**What to work on**
Quote the material word for word, beginning at its first line and stopping after the line that contains "The insulating material 542 is at (520, 685).".

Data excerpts
------------------------------------------------------------------------

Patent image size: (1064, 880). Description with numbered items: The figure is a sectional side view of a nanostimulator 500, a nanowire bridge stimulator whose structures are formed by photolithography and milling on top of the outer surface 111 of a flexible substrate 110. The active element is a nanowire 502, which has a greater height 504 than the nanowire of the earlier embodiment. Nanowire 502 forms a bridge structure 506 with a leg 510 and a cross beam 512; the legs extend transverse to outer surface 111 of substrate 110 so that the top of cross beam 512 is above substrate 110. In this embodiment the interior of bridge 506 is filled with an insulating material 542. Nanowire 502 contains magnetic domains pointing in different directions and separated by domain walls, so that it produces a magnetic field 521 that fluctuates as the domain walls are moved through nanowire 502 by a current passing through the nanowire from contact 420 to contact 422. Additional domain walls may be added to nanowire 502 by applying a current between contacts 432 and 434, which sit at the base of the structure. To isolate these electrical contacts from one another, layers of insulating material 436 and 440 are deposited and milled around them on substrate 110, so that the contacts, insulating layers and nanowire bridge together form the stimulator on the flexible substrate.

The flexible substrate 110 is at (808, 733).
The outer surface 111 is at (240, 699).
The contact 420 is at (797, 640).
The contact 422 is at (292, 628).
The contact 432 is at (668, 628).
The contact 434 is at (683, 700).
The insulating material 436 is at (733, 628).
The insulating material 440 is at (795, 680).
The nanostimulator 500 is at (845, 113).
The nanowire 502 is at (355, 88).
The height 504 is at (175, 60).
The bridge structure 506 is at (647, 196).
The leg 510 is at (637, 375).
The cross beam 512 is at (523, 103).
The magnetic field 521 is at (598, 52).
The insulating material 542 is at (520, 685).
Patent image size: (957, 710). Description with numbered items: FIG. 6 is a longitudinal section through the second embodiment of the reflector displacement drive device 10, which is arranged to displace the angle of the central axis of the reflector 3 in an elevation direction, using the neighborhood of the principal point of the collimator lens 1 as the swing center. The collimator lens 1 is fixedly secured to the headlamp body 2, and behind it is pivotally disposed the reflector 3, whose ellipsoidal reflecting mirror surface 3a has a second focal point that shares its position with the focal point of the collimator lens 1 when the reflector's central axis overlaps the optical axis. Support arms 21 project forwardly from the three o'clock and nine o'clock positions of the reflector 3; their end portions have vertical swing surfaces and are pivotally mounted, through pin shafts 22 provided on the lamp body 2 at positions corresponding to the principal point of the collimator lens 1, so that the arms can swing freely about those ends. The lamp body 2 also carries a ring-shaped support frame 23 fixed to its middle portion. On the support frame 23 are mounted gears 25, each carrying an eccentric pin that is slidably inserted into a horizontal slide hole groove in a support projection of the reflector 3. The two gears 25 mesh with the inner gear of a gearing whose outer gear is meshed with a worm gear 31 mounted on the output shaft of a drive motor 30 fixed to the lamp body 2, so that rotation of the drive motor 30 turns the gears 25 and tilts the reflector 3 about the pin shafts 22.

------------------------------------------------------------------------

**The reply**
Patent image size: (1064, 880). Description with numbered items: The figure is a sectional side view of a nanostimulator 500, a nanowire bridge stimulator whose structures are formed by photolithography and milling on top of the outer surface 111 of a flexible substrate 110. The active element is a nanowire 502, which has a greater height 504 than the nanowire of the earlier embodiment. Nanowire 502 forms a bridge structure 506 with a leg 510 and a cross beam 512; the legs extend transverse to outer surface 111 of substrate 110 so that the top of cross beam 512 is above substrate 110. In this embodiment the interior of bridge 506 is filled with an insulating material 542. Nanowire 502 contains magnetic domains pointing in different directions and separated by domain walls, so that it produces a magnetic field 521 that fluctuates as the domain walls are moved through nanowire 502 by a current passing through the nanowire from contact 420 to contact 422. Additional domain walls may be added to nanowire 502 by applying a current between contacts 432 and 434, which sit at the base of the structure. To isolate these electrical contacts from one another, layers of insulating material 436 and 440 are deposited and milled around them on substrate 110, so that the contacts, insulating layers and nanowire bridge together form the stimulator on the flexible substrate.

The flexible substrate 110 is at (808, 733).
The outer surface 111 is at (240, 699).
The contact 420 is at (797, 640).
The contact 422 is at (292, 628).
The contact 432 is at (668, 628).
The contact 434 is at (683, 700).
The insulating material 436 is at (733, 628).
The insulating material 440 is at (795, 680).
The nanostimulator 500 is at (845, 113).
The nanowire 502 is at (355, 88).
The height 504 is at (175, 60).
The bridge structure 506 is at (647, 196).
The leg 510 is at (637, 375).
The cross beam 512 is at (523, 103).
The magnetic field 521 is at (598, 52).
The insulating material 542 is at (520, 685).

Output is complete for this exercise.